**** Records for processing ****

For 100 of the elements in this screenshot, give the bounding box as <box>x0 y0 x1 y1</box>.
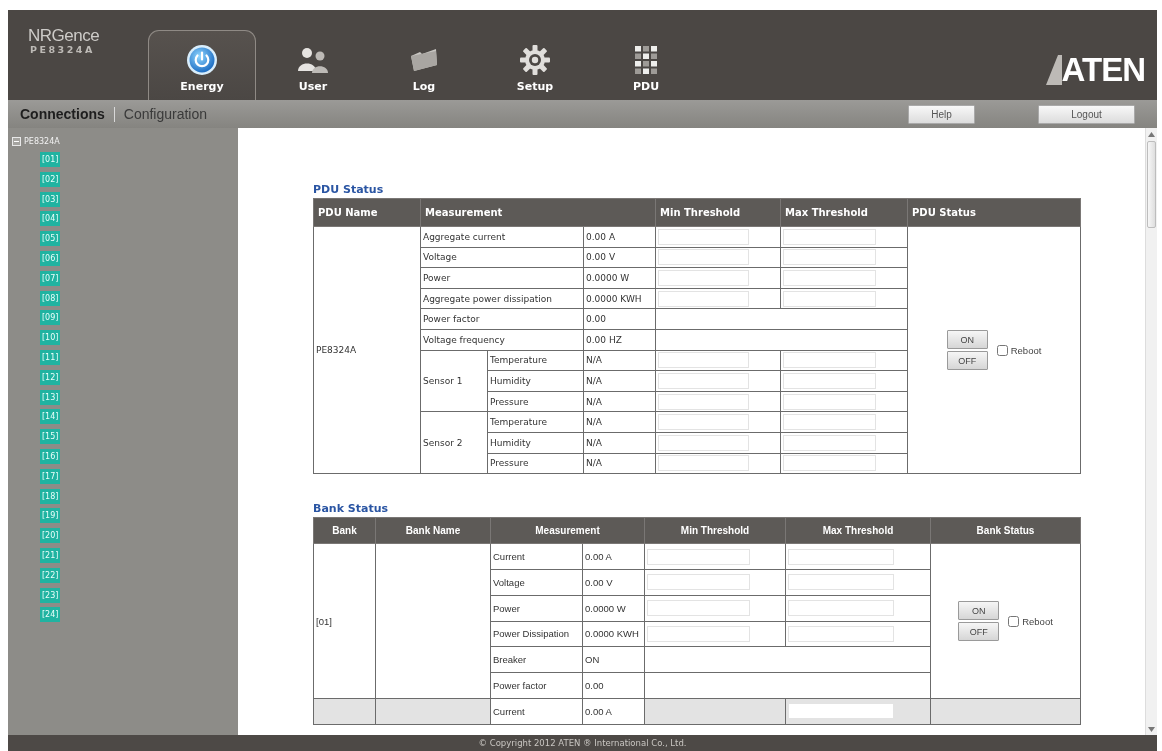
column-header: PDU Name <box>313 198 421 227</box>
threshold-field[interactable] <box>647 574 751 591</box>
threshold-field[interactable] <box>658 393 750 410</box>
tree-node[interactable]: PE8324A <box>24 136 60 146</box>
reading-cell: N/A <box>583 350 656 371</box>
threshold-field[interactable] <box>658 372 750 389</box>
threshold-field[interactable] <box>647 625 751 642</box>
subnav-button[interactable]: Help <box>908 104 975 124</box>
threshold-field[interactable] <box>658 352 750 369</box>
threshold-field[interactable] <box>788 574 895 591</box>
checkbox-label: Reboot <box>1010 344 1042 356</box>
threshold-field[interactable] <box>783 393 876 410</box>
threshold-field[interactable] <box>658 270 750 286</box>
threshold-field[interactable] <box>788 625 895 642</box>
threshold-field[interactable] <box>658 228 750 245</box>
model-label: PE8324A <box>29 44 95 56</box>
reading-cell: 0.00 V <box>583 247 656 268</box>
reading-cell: N/A <box>583 411 656 433</box>
column-header: Max Threshold <box>780 198 908 227</box>
outlet-node[interactable]: [24] <box>40 607 61 623</box>
outlet-node[interactable]: [07] <box>40 270 61 286</box>
outlet-node[interactable]: [17] <box>40 468 61 484</box>
reading-cell: 0.0000 W <box>582 595 645 621</box>
nav-tab[interactable]: Log <box>370 30 478 100</box>
outlet-node[interactable]: [20] <box>40 528 61 544</box>
reading-cell: 0.0000 KWH <box>582 621 645 647</box>
measurement-cell: Current <box>490 543 583 570</box>
measurement-cell: Current <box>490 698 583 725</box>
threshold-field[interactable] <box>788 703 895 720</box>
threshold-field[interactable] <box>658 249 750 266</box>
threshold-field[interactable] <box>658 414 750 431</box>
subnav-link[interactable]: Configuration <box>123 106 208 122</box>
outlet-node[interactable]: [19] <box>40 508 61 524</box>
measurement-cell: Power <box>490 595 583 621</box>
outlet-node[interactable]: [23] <box>40 587 61 603</box>
column-header: PDU Status <box>907 198 1081 227</box>
subnav-button[interactable]: Logout <box>1038 104 1135 124</box>
threshold-field[interactable] <box>783 270 876 286</box>
threshold-field[interactable] <box>647 548 751 565</box>
outlet-node[interactable]: [22] <box>40 567 61 583</box>
outlet-node[interactable]: [01] <box>40 152 61 167</box>
switch-button[interactable]: ON <box>958 601 1000 620</box>
outlet-node[interactable]: [11] <box>40 349 61 365</box>
threshold-field[interactable] <box>783 414 876 431</box>
outlet-node[interactable]: [18] <box>40 488 61 504</box>
gear-icon <box>520 45 550 75</box>
reading-cell: 0.00 A <box>583 226 656 248</box>
outlet-node[interactable]: [04] <box>40 211 61 227</box>
outlet-node[interactable]: [13] <box>40 389 61 405</box>
outlet-node[interactable]: [14] <box>40 409 61 425</box>
reboot-checkbox[interactable] <box>1008 615 1020 627</box>
outlet-node[interactable]: [16] <box>40 448 61 464</box>
outlet-node[interactable]: [21] <box>40 547 61 563</box>
collapse-icon[interactable] <box>12 136 21 146</box>
switch-button[interactable]: OFF <box>946 351 988 371</box>
reading-cell: N/A <box>583 391 656 412</box>
measurement-cell: Power <box>420 267 584 289</box>
nav-tab[interactable]: PDU <box>592 30 700 100</box>
threshold-field[interactable] <box>788 548 895 565</box>
measurement-cell: Voltage frequency <box>420 329 584 351</box>
outlet-node[interactable]: [12] <box>40 369 61 385</box>
threshold-field[interactable] <box>783 455 876 472</box>
threshold-field[interactable] <box>658 290 750 307</box>
column-header: Bank Status <box>930 517 1081 544</box>
nav-tab[interactable]: User <box>259 30 367 100</box>
threshold-field[interactable] <box>658 434 750 451</box>
threshold-field[interactable] <box>783 352 876 369</box>
threshold-field[interactable] <box>783 372 876 389</box>
threshold-field[interactable] <box>783 434 876 451</box>
outlet-node[interactable]: [10] <box>40 330 61 346</box>
outlet-node[interactable]: [08] <box>40 290 61 306</box>
outlet-node[interactable]: [06] <box>40 251 61 266</box>
reading-cell: ON <box>582 646 645 673</box>
reading-cell: 0.00 <box>582 672 645 699</box>
threshold-field[interactable] <box>658 455 750 472</box>
threshold-field[interactable] <box>647 600 751 617</box>
measurement-cell: Aggregate current <box>420 226 584 248</box>
outlet-node[interactable]: [02] <box>40 171 61 187</box>
subnav-link[interactable]: Connections <box>20 106 105 122</box>
nav-tab[interactable]: Energy <box>148 30 256 100</box>
switch-button[interactable]: ON <box>946 330 988 350</box>
copyright-text: © Copyright 2012 ATEN ® International Co., Ltd. <box>478 738 687 748</box>
users-icon <box>298 47 328 73</box>
switch-button[interactable]: OFF <box>958 622 1000 641</box>
threshold-field[interactable] <box>783 290 876 307</box>
threshold-field[interactable] <box>788 600 895 617</box>
threshold-field[interactable] <box>783 249 876 266</box>
threshold-field[interactable] <box>783 228 876 245</box>
outlet-node[interactable]: [15] <box>40 429 61 445</box>
reading-cell: N/A <box>583 370 656 392</box>
measurement-cell: Pressure <box>487 391 584 412</box>
reboot-checkbox[interactable] <box>996 344 1008 356</box>
outlet-node[interactable]: [03] <box>40 191 61 207</box>
scrollbar-thumb[interactable] <box>1147 141 1156 228</box>
outlet-node[interactable]: [05] <box>40 231 61 247</box>
outlet-node[interactable]: [09] <box>40 310 61 326</box>
measurement-cell: Humidity <box>487 370 584 392</box>
reading-cell: 0.00 V <box>582 569 645 596</box>
scrollbar[interactable] <box>1145 128 1157 735</box>
nav-tab[interactable]: Setup <box>481 30 589 100</box>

****

### Challenge
Repeat the lines of the listing starting at the one containing "column-header: PDU Name" and ending at the one containing "reading-cell: N/A <box>583 350 656 371</box>", both included.

### Response for this exercise
column-header: PDU Name <box>313 198 421 227</box>
threshold-field[interactable] <box>647 574 751 591</box>
threshold-field[interactable] <box>658 393 750 410</box>
tree-node[interactable]: PE8324A <box>24 136 60 146</box>
reading-cell: N/A <box>583 350 656 371</box>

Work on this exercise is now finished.